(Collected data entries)
========================================================================

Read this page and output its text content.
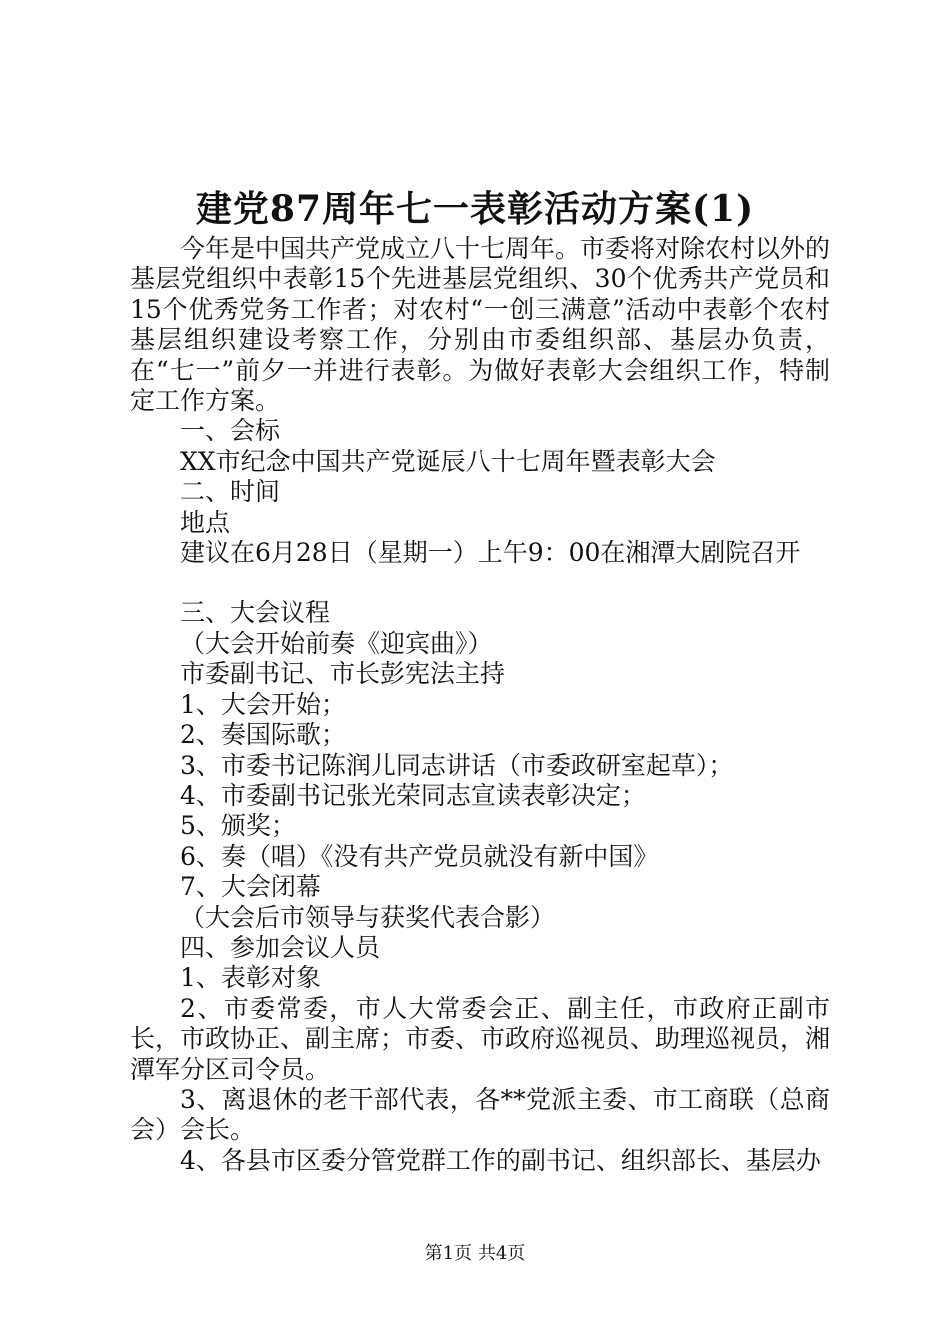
建党87周年七一表彰活动方案(1)

今年是中国共产党成立八十七周年。市委将对除农村以外的基层党组织中表彰15个先进基层党组织、30个优秀共产党员和15个优秀党务工作者；对农村“一创三满意”活动中表彰个农村基层组织建设考察工作，分别由市委组织部、基层办负责，在“七一”前夕一并进行表彰。为做好表彰大会组织工作，特制定工作方案。

一、会标

XX市纪念中国共产党诞辰八十七周年暨表彰大会

二、时间

地点

建议在6月28日（星期一）上午9：00在湘潭大剧院召开

三、大会议程

（大会开始前奏《迎宾曲》）

市委副书记、市长彭宪法主持

1、大会开始；

2、奏国际歌；

3、市委书记陈润儿同志讲话（市委政研室起草）；

4、市委副书记张光荣同志宣读表彰决定；

5、颁奖；

6、奏（唱）《没有共产党员就没有新中国》

7、大会闭幕

（大会后市领导与获奖代表合影）

四、参加会议人员

1、表彰对象

2、市委常委，市人大常委会正、副主任，市政府正副市长，市政协正、副主席；市委、市政府巡视员、助理巡视员，湘潭军分区司令员。

3、离退休的老干部代表，各**党派主委、市工商联（总商会）会长。

4、各县市区委分管党群工作的副书记、组织部长、基层办

第1页 共4页
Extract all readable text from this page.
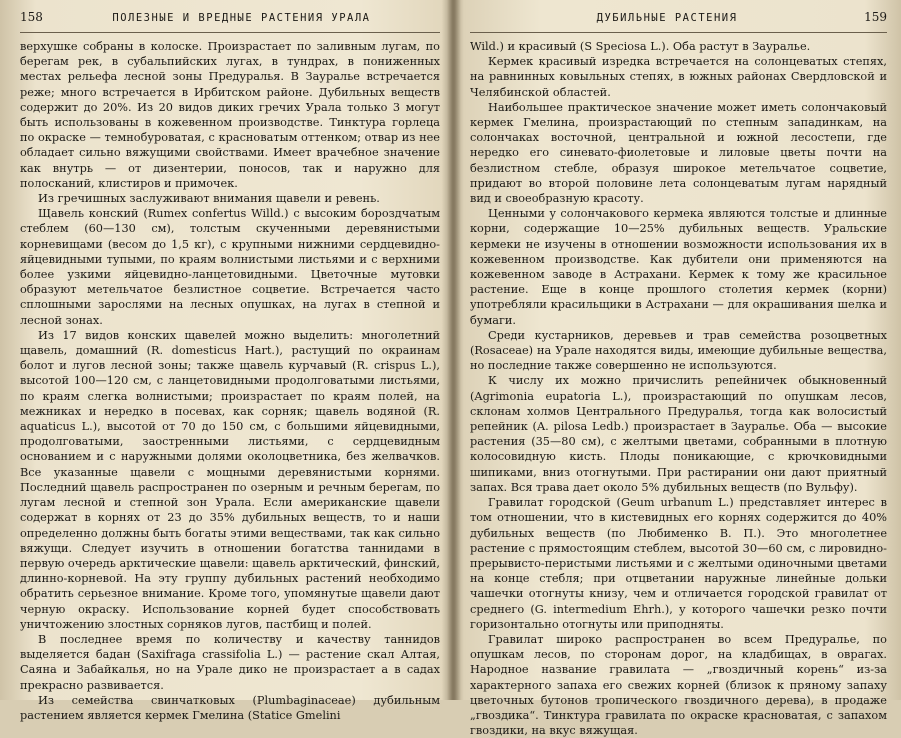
158	ПОЛЕЗНЫЕ И ВРЕДНЫЕ РАСТЕНИЯ УРАЛА

верхушке собраны в колоске. Произрастает по заливным лугам, по берегам рек, в субальпийских лугах, в тундрах, в пониженных местах рельефа лесной зоны Предуралья. В Зауралье встречается реже; много встречается в Ирбитском районе. Дубильных веществ содержит до 20%. Из 20 видов диких гречих Урала только 3 могут быть использованы в кожевенном производстве. Тинктура горлеца по окраске — темнобуроватая, с красноватым оттенком; отвар из нее обладает сильно вяжущими свойствами. Имеет врачебное значение как внутрь — от дизентерии, поносов, так и наружно для полосканий, клистиров и примочек.

Из гречишных заслуживают внимания щавели и ревень.

Щавель конский (Rumex confertus Willd.) с высоким бороздчатым стеблем (60—130 см), толстым скученными деревянистыми корневищами (весом до 1,5 кг), с крупными нижними сердцевидно-яйцевидными тупыми, по краям волнистыми листьями и с верхними более узкими яйцевидно-ланцетовидными. Цветочные мутовки образуют метельчатое безлистное соцветие. Встречается часто сплошными зарослями на лесных опушках, на лугах в степной и лесной зонах.

Из 17 видов конских щавелей можно выделить: многолетний щавель, домашний (R. domesticus Hart.), растущий по окраинам болот и лугов лесной зоны; также щавель курчавый (R. crispus L.), высотой 100—120 см, с ланцетовидными продолговатыми листьями, по краям слегка волнистыми; произрастает по краям полей, на межниках и нередко в посевах, как сорняк; щавель водяной (R. aquaticus L.), высотой от 70 до 150 см, с большими яйцевидными, продолговатыми, заостренными листьями, с сердцевидным основанием и с наружными долями околоцветника, без желвачков. Все указанные щавели с мощными деревянистыми корнями. Последний щавель распространен по озерным и речным берегам, по лугам лесной и степной зон Урала. Если американские щавели содержат в корнях от 23 до 35% дубильных веществ, то и наши определенно должны быть богаты этими веществами, так как сильно вяжущи. Следует изучить в отношении богатства таннидами в первую очередь арктические щавели: щавель арктический, финский, длинно-корневой. На эту группу дубильных растений необходимо обратить серьезное внимание. Кроме того, упомянутые щавели дают черную окраску. Использование корней будет способствовать уничтожению злостных сорняков лугов, пастбищ и полей.

В последнее время по количеству и качеству таннидов выделяется бадан (Saxifraga crassifolia L.) — растение скал Алтая, Саяна и Забайкалья, но на Урале дико не произрастает а в садах прекрасно развивается.

Из семейства свинчатковых (Plumbaginaceae) дубильным растением является кермек Гмелина (Statice Gmelini

ДУБИЛЬНЫЕ РАСТЕНИЯ	159

Wild.) и красивый (S Speciosa L.). Оба растут в Зауралье.

Кермек красивый изредка встречается на солонцеватых степях, на равнинных ковыльных степях, в южных районах Свердловской и Челябинской областей.

Наибольшее практическое значение может иметь солончаковый кермек Гмелина, произрастающий по степным западинкам, на солончаках восточной, центральной и южной лесостепи, где нередко его синевато-фиолетовые и лиловые цветы почти на безлистном стебле, образуя широкое метельчатое соцветие, придают во второй половине лета солонцеватым лугам нарядный вид и своеобразную красоту.

Ценными у солончакового кермека являются толстые и длинные корни, содержащие 10—25% дубильных веществ. Уральские кермеки не изучены в отношении возможности использования их в кожевенном производстве. Как дубители они применяются на кожевенном заводе в Астрахани. Кермек к тому же красильное растение. Еще в конце прошлого столетия кермек (корни) употребляли красильщики в Астрахани — для окрашивания шелка и бумаги.

Среди кустарников, деревьев и трав семейства розоцветных (Rosaceae) на Урале находятся виды, имеющие дубильные вещества, но последние также совершенно не используются.

К числу их можно причислить репейничек обыкновенный (Agrimonia eupatoria L.), произрастающий по опушкам лесов, склонам холмов Центрального Предуралья, тогда как волосистый репейник (A. pilosa Ledb.) произрастает в Зауралье. Оба — высокие растения (35—80 см), с желтыми цветами, собранными в плотную колосовидную кисть. Плоды поникающие, с крючковидными шипиками, вниз отогнутыми. При растирании они дают приятный запах. Вся трава дает около 5% дубильных веществ (по Вульфу).

Гравилат городской (Geum urbanum L.) представляет интерес в том отношении, что в кистевидных его корнях содержится до 40% дубильных веществ (по Любименко В. П.). Это многолетнее растение с прямостоящим стеблем, высотой 30—60 см, с лировидно-прерывисто-перистыми листьями и с желтыми одиночными цветами на конце стебля; при отцветании наружные линейные дольки чашечки отогнуты книзу, чем и отличается городской гравилат от среднего (G. intermedium Ehrh.), у которого чашечки резко почти горизонтально отогнуты или приподняты.

Гравилат широко распространен во всем Предуралье, по опушкам лесов, по сторонам дорог, на кладбищах, в оврагах. Народное название гравилата — „гвоздичный корень“ из-за характерного запаха его свежих корней (близок к пряному запаху цветочных бутонов тропического гвоздичного дерева), в продаже „гвоздика“. Тинктура гравилата по окраске красноватая, с запахом гвоздики, на вкус вяжущая.
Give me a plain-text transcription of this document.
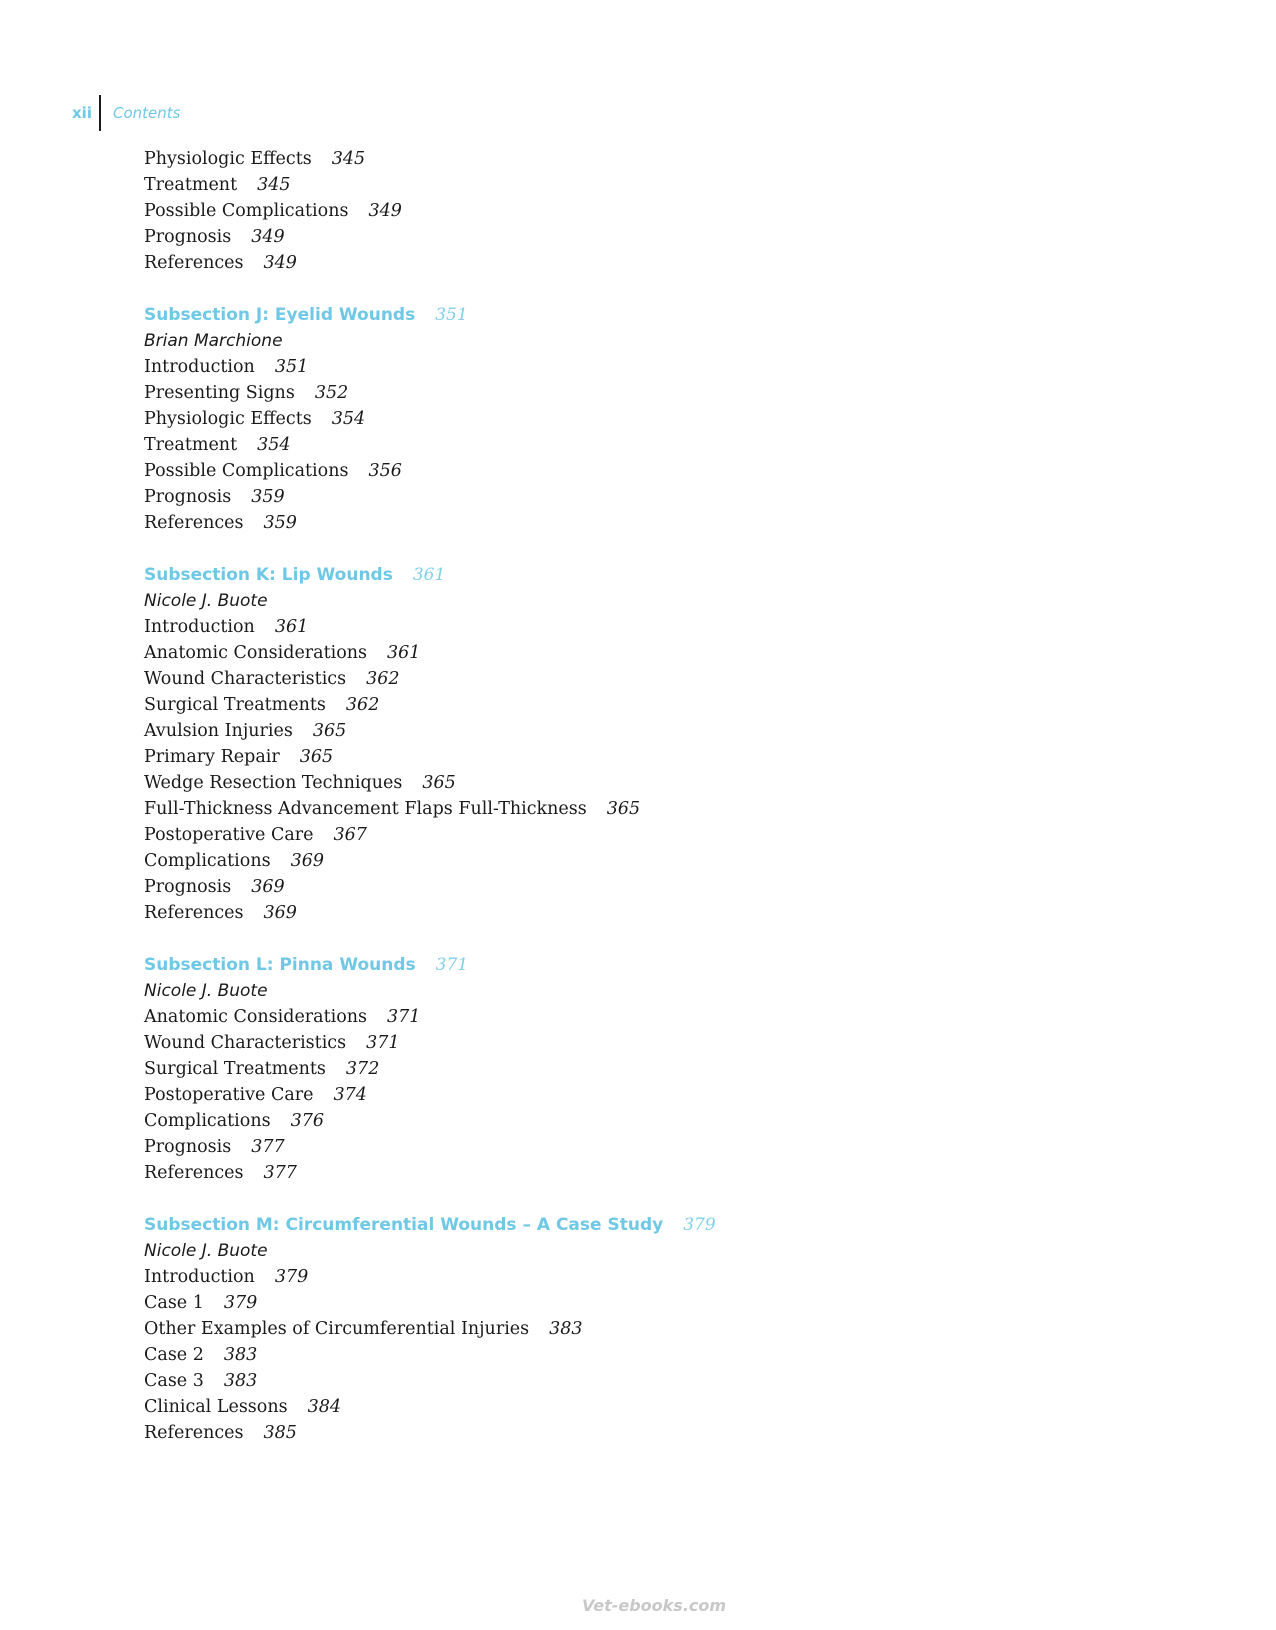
xii	Contents
Physiologic Effects 345
Treatment 345
Possible Complications 349
Prognosis 349
References 349
Subsection J: Eyelid Wounds 351
Brian Marchione
Introduction 351
Presenting Signs 352
Physiologic Effects 354
Treatment 354
Possible Complications 356
Prognosis 359
References 359
Subsection K: Lip Wounds 361
Nicole J. Buote
Introduction 361
Anatomic Considerations 361
Wound Characteristics 362
Surgical Treatments 362
Avulsion Injuries 365
Primary Repair 365
Wedge Resection Techniques 365
Full-Thickness Advancement Flaps Full-Thickness 365
Postoperative Care 367
Complications 369
Prognosis 369
References 369
Subsection L: Pinna Wounds 371
Nicole J. Buote
Anatomic Considerations 371
Wound Characteristics 371
Surgical Treatments 372
Postoperative Care 374
Complications 376
Prognosis 377
References 377
Subsection M: Circumferential Wounds – A Case Study 379
Nicole J. Buote
Introduction 379
Case 1 379
Other Examples of Circumferential Injuries 383
Case 2 383
Case 3 383
Clinical Lessons 384
References 385
Vet-ebooks.com
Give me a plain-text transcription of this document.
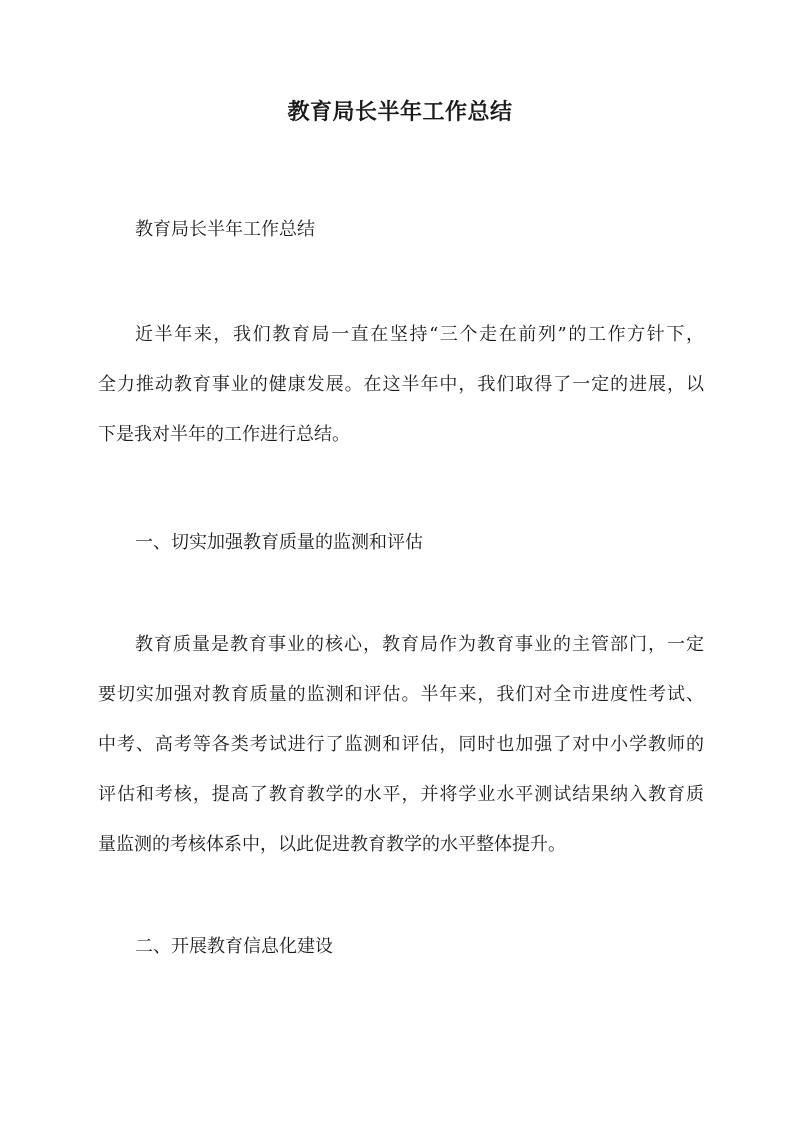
教育局长半年工作总结
教育局长半年工作总结
近半年来，我们教育局一直在坚持“三个走在前列”的工作方针下，
全力推动教育事业的健康发展。在这半年中，我们取得了一定的进展，以
下是我对半年的工作进行总结。
一、切实加强教育质量的监测和评估
教育质量是教育事业的核心，教育局作为教育事业的主管部门，一定
要切实加强对教育质量的监测和评估。半年来，我们对全市进度性考试、
中考、高考等各类考试进行了监测和评估，同时也加强了对中小学教师的
评估和考核，提高了教育教学的水平，并将学业水平测试结果纳入教育质
量监测的考核体系中，以此促进教育教学的水平整体提升。
二、开展教育信息化建设
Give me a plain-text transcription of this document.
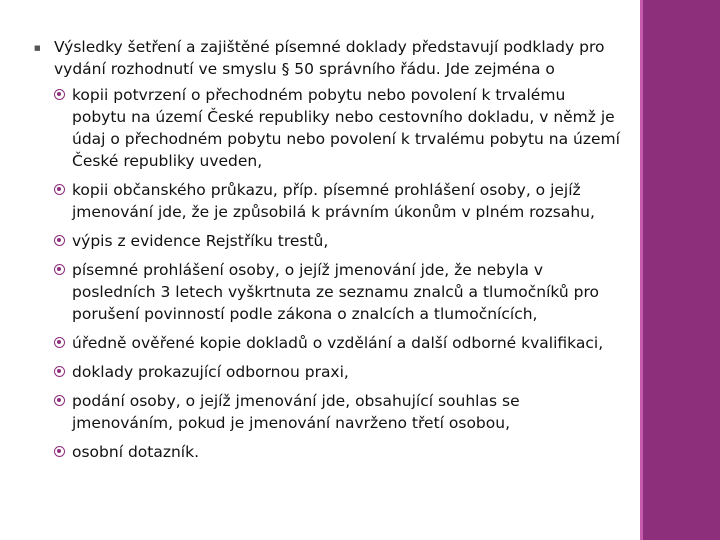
■ Výsledky šetření a zajištěné písemné doklady představují podklady pro vydání rozhodnutí ve smyslu § 50 správního řádu. Jde zejména o

kopii potvrzení o přechodném pobytu nebo povolení k trvalému pobytu na území České republiky nebo cestovního dokladu, v němž je údaj o přechodném pobytu nebo povolení k trvalému pobytu na území České republiky uveden,
kopii občanského průkazu, příp. písemné prohlášení osoby, o jejíž jmenování jde, že je způsobilá k právním úkonům v plném rozsahu,
výpis z evidence Rejstříku trestů,
písemné prohlášení osoby, o jejíž jmenování jde, že nebyla v posledních 3 letech vyškrtnuta ze seznamu znalců a tlumočníků pro porušení povinností podle zákona o znalcích a tlumočnících,
úředně ověřené kopie dokladů o vzdělání a další odborné kvalifikaci,
doklady prokazující odbornou praxi,
podání osoby, o jejíž jmenování jde, obsahující souhlas se jmenováním, pokud je jmenování navrženo třetí osobou,
osobní dotazník.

========================================================================

__What needs to be done__. Return all lines of the material above in which the word "Surgical" occurs.

__Written response__.
Surgical Treatments 362
Surgical Treatments 372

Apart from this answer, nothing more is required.